[Text block]
Here's what Siegel says: "We use the left hemisphere's packets to ask another person's left hemisphere a question about his experiences or feelings or to ask ourselves the same question. That person must decode those signals and send a message across the corpus collosum to activate the right hemisphere, which comes up with the nonverbal, somatic, sensory images that are the stuff of feelings. He then has to reverse the process, translating the right hemisphere's internal music back into the digital neural processors of the left hemisphere's language centers. Then, a sentence is spoken. Amazing!"
He goes on: "This was why it was important for Stuart to write in his journal and make it not only a record of his thoughts, but also the sensations, imagery and feelings that were entering his awareness.
"Using words to describe and label this internal world can actually be useful, not just for those like Stuart who have trouble accessing their emotions, but for those who need to find a way to bring balance to overactive feelings. Such people have an excess of right mode flow, without enough linkage to the left, versus Stuart's excess of left mode activity w/out enough linkage to the right, and may suffer from emotional disregulation and chaotic outbursts."
(Ah, yes.)

[Description of the task]
Reproduce word for word everything from "Here's what Siegel" down to "entering his awareness." in the excerpt on the brain's two hemispheres. The records that come next are separate material, unconnected to the excerpt above.

[Data records]
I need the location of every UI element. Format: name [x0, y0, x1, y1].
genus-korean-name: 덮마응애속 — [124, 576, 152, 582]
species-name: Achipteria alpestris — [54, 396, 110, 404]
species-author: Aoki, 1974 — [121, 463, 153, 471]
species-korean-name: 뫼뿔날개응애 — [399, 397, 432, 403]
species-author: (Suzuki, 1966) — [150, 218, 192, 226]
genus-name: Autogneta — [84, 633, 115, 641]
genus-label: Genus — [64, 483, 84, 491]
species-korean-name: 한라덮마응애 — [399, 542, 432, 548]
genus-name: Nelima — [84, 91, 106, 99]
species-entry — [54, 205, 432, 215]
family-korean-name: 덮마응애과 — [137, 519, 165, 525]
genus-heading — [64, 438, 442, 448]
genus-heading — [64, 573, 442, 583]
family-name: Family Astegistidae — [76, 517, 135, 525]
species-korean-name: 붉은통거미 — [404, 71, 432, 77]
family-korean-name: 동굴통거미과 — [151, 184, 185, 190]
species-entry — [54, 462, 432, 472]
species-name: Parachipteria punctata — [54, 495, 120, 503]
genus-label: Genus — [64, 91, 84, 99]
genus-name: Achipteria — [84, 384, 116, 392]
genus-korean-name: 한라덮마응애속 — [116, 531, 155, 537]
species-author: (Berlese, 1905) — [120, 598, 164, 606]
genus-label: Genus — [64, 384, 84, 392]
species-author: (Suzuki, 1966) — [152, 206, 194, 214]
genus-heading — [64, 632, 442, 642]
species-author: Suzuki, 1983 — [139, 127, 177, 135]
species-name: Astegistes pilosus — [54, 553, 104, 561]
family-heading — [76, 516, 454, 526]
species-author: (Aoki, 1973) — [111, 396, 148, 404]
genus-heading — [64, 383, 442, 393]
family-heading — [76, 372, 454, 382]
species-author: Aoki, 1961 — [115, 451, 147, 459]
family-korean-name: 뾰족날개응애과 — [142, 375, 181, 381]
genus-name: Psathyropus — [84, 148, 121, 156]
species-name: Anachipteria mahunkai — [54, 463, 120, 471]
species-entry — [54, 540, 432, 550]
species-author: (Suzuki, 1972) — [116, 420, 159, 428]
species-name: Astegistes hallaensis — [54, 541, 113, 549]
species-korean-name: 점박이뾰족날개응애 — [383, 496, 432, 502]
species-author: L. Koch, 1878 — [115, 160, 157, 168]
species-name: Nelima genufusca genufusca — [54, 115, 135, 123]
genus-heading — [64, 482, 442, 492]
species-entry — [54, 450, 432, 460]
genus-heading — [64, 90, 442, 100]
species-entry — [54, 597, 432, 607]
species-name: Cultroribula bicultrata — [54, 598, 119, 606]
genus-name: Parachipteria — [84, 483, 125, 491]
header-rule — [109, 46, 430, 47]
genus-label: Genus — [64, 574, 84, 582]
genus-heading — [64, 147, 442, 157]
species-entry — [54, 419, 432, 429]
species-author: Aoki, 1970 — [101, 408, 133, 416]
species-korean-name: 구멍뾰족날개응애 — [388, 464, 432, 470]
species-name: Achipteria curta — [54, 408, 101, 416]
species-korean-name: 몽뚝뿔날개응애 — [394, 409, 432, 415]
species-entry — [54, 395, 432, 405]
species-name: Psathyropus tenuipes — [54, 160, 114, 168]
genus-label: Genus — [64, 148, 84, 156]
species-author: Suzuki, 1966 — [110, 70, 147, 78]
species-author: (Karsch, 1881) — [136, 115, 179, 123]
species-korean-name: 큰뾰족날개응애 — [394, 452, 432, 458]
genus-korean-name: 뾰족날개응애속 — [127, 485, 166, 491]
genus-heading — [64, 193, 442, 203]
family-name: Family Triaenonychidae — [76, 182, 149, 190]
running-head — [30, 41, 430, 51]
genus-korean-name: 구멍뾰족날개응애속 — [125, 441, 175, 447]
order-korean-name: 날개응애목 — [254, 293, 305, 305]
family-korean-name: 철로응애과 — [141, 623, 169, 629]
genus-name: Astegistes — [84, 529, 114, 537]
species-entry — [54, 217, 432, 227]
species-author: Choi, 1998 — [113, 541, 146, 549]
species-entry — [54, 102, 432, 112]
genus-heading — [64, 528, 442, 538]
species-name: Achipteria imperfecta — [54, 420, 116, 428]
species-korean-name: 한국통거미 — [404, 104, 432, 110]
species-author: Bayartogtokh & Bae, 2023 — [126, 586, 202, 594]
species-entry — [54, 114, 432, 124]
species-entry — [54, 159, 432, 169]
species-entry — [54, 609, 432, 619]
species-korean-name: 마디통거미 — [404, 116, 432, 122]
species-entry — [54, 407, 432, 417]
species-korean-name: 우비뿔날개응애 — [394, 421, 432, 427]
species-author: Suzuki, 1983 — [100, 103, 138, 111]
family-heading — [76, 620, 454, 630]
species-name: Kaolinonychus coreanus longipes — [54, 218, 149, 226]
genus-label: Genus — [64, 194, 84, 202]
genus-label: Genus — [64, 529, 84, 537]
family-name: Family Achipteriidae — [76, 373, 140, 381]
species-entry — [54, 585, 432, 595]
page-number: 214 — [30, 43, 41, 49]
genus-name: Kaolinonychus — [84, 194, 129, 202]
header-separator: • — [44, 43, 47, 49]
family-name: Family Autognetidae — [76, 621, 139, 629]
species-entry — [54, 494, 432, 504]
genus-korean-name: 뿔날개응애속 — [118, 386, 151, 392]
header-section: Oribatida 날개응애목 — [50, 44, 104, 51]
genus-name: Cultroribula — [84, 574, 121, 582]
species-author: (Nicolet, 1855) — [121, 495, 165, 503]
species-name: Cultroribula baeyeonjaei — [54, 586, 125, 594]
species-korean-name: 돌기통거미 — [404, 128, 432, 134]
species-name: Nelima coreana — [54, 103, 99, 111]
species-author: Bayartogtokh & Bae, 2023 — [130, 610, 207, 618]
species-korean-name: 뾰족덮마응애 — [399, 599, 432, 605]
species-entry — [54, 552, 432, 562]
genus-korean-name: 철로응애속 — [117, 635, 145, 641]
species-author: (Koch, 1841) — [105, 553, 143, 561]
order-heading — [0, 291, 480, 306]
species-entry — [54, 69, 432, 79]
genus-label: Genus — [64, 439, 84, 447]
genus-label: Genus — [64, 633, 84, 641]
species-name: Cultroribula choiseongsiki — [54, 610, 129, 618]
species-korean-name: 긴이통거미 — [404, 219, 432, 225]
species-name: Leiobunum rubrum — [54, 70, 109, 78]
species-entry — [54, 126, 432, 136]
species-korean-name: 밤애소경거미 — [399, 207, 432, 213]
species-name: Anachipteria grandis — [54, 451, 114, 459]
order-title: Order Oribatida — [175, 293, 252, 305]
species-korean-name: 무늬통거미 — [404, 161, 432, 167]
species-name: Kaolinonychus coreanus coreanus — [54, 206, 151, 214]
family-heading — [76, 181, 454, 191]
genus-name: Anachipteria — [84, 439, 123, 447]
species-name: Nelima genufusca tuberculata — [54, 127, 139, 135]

[Final result]
Here's what Siegel says: "We use the left hemisphere's packets to ask another person's left hemisphere a question about his experiences or feelings or to ask ourselves the same question. That person must decode those signals and send a message across the corpus collosum to activate the right hemisphere, which comes up with the nonverbal, somatic, sensory images that are the stuff of feelings. He then has to reverse the process, translating the right hemisphere's internal music back into the digital neural processors of the left hemisphere's language centers. Then, a sentence is spoken. Amazing!"
He goes on: "This was why it was important for Stuart to write in his journal and make it not only a record of his thoughts, but also the sensations, imagery and feelings that were entering his awareness.